→ GIVEN REQUEST
Go through the records and give each one again exactly.

[Dataset entries]
-.-.-

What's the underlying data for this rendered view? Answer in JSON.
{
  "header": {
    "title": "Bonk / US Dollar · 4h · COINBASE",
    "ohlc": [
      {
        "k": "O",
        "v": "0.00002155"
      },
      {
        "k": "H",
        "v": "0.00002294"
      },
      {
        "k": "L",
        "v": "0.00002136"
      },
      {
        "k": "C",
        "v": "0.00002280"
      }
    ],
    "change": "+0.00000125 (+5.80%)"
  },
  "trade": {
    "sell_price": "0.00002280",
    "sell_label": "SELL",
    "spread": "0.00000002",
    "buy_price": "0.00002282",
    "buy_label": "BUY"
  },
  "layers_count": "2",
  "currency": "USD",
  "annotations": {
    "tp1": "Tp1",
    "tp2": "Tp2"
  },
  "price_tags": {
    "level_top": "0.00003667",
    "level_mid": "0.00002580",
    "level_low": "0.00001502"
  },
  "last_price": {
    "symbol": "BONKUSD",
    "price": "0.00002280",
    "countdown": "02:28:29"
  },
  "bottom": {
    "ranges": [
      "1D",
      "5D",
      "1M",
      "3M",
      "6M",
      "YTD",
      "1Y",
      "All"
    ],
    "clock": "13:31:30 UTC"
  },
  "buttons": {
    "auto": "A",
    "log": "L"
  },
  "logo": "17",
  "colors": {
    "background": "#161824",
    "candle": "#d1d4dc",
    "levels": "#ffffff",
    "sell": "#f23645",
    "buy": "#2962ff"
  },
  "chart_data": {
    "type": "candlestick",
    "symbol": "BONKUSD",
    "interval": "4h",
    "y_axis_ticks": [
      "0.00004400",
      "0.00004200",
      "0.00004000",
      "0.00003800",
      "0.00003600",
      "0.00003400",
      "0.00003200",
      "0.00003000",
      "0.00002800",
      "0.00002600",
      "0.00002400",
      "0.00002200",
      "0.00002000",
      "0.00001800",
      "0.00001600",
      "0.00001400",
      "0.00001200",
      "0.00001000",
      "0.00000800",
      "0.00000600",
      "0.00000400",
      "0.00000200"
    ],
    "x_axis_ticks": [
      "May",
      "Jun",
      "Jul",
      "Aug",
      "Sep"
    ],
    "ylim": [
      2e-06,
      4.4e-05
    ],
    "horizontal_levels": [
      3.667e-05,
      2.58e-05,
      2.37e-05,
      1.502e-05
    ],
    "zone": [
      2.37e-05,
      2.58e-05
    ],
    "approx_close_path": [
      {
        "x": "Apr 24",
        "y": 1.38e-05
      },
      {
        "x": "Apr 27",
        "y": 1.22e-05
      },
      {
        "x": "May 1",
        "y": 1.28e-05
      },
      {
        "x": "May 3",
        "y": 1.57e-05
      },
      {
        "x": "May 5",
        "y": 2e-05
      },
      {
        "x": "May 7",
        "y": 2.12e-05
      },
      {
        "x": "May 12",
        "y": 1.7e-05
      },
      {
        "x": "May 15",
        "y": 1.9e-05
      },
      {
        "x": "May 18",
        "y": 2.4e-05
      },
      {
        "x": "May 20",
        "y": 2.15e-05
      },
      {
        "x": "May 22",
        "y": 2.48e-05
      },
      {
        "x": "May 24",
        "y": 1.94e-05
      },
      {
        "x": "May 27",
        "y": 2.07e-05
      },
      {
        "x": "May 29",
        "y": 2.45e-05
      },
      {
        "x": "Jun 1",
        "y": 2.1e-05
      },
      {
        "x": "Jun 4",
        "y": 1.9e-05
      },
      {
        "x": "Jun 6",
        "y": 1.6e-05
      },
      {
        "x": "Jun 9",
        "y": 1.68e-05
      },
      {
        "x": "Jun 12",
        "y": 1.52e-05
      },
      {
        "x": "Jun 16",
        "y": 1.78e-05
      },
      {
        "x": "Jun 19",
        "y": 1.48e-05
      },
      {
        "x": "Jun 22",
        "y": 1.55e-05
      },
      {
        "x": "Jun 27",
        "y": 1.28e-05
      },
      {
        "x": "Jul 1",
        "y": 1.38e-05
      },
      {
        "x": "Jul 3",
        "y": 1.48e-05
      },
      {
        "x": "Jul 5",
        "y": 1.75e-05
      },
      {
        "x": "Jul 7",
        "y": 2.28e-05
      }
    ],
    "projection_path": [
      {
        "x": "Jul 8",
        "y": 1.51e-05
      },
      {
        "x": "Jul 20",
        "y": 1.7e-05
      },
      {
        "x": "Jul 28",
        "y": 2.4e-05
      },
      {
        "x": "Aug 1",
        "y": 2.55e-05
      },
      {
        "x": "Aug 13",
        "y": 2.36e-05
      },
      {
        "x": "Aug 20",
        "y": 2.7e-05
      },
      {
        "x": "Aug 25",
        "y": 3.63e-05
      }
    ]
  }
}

-.-.-

→ ANSWER TO THIS TASK
What's the underlying data for this rendered view? Answer in JSON.
{
  "header": {
    "title": "Bonk / US Dollar · 4h · COINBASE",
    "ohlc": [
      {
        "k": "O",
        "v": "0.00002155"
      },
      {
        "k": "H",
        "v": "0.00002294"
      },
      {
        "k": "L",
        "v": "0.00002136"
      },
      {
        "k": "C",
        "v": "0.00002280"
      }
    ],
    "change": "+0.00000125 (+5.80%)"
  },
  "trade": {
    "sell_price": "0.00002280",
    "sell_label": "SELL",
    "spread": "0.00000002",
    "buy_price": "0.00002282",
    "buy_label": "BUY"
  },
  "layers_count": "2",
  "currency": "USD",
  "annotations": {
    "tp1": "Tp1",
    "tp2": "Tp2"
  },
  "price_tags": {
    "level_top": "0.00003667",
    "level_mid": "0.00002580",
    "level_low": "0.00001502"
  },
  "last_price": {
    "symbol": "BONKUSD",
    "price": "0.00002280",
    "countdown": "02:28:29"
  },
  "bottom": {
    "ranges": [
      "1D",
      "5D",
      "1M",
      "3M",
      "6M",
      "YTD",
      "1Y",
      "All"
    ],
    "clock": "13:31:30 UTC"
  },
  "buttons": {
    "auto": "A",
    "log": "L"
  },
  "logo": "17",
  "colors": {
    "background": "#161824",
    "candle": "#d1d4dc",
    "levels": "#ffffff",
    "sell": "#f23645",
    "buy": "#2962ff"
  },
  "chart_data": {
    "type": "candlestick",
    "symbol": "BONKUSD",
    "interval": "4h",
    "y_axis_ticks": [
      "0.00004400",
      "0.00004200",
      "0.00004000",
      "0.00003800",
      "0.00003600",
      "0.00003400",
      "0.00003200",
      "0.00003000",
      "0.00002800",
      "0.00002600",
      "0.00002400",
      "0.00002200",
      "0.00002000",
      "0.00001800",
      "0.00001600",
      "0.00001400",
      "0.00001200",
      "0.00001000",
      "0.00000800",
      "0.00000600",
      "0.00000400",
      "0.00000200"
    ],
    "x_axis_ticks": [
      "May",
      "Jun",
      "Jul",
      "Aug",
      "Sep"
    ],
    "ylim": [
      2e-06,
      4.4e-05
    ],
    "horizontal_levels": [
      3.667e-05,
      2.58e-05,
      2.37e-05,
      1.502e-05
    ],
    "zone": [
      2.37e-05,
      2.58e-05
    ],
    "approx_close_path": [
      {
        "x": "Apr 24",
        "y": 1.38e-05
      },
      {
        "x": "Apr 27",
        "y": 1.22e-05
      },
      {
        "x": "May 1",
        "y": 1.28e-05
      },
      {
        "x": "May 3",
        "y": 1.57e-05
      },
      {
        "x": "May 5",
        "y": 2e-05
      },
      {
        "x": "May 7",
        "y": 2.12e-05
      },
      {
        "x": "May 12",
        "y": 1.7e-05
      },
      {
        "x": "May 15",
        "y": 1.9e-05
      },
      {
        "x": "May 18",
        "y": 2.4e-05
      },
      {
        "x": "May 20",
        "y": 2.15e-05
      },
      {
        "x": "May 22",
        "y": 2.48e-05
      },
      {
        "x": "May 24",
        "y": 1.94e-05
      },
      {
        "x": "May 27",
        "y": 2.07e-05
      },
      {
        "x": "May 29",
        "y": 2.45e-05
      },
      {
        "x": "Jun 1",
        "y": 2.1e-05
      },
      {
        "x": "Jun 4",
        "y": 1.9e-05
      },
      {
        "x": "Jun 6",
        "y": 1.6e-05
      },
      {
        "x": "Jun 9",
        "y": 1.68e-05
      },
      {
        "x": "Jun 12",
        "y": 1.52e-05
      },
      {
        "x": "Jun 16",
        "y": 1.78e-05
      },
      {
        "x": "Jun 19",
        "y": 1.48e-05
      },
      {
        "x": "Jun 22",
        "y": 1.55e-05
      },
      {
        "x": "Jun 27",
        "y": 1.28e-05
      },
      {
        "x": "Jul 1",
        "y": 1.38e-05
      },
      {
        "x": "Jul 3",
        "y": 1.48e-05
      },
      {
        "x": "Jul 5",
        "y": 1.75e-05
      },
      {
        "x": "Jul 7",
        "y": 2.28e-05
      }
    ],
    "projection_path": [
      {
        "x": "Jul 8",
        "y": 1.51e-05
      },
      {
        "x": "Jul 20",
        "y": 1.7e-05
      },
      {
        "x": "Jul 28",
        "y": 2.4e-05
      },
      {
        "x": "Aug 1",
        "y": 2.55e-05
      },
      {
        "x": "Aug 13",
        "y": 2.36e-05
      },
      {
        "x": "Aug 20",
        "y": 2.7e-05
      },
      {
        "x": "Aug 25",
        "y": 3.63e-05
      }
    ]
  }
}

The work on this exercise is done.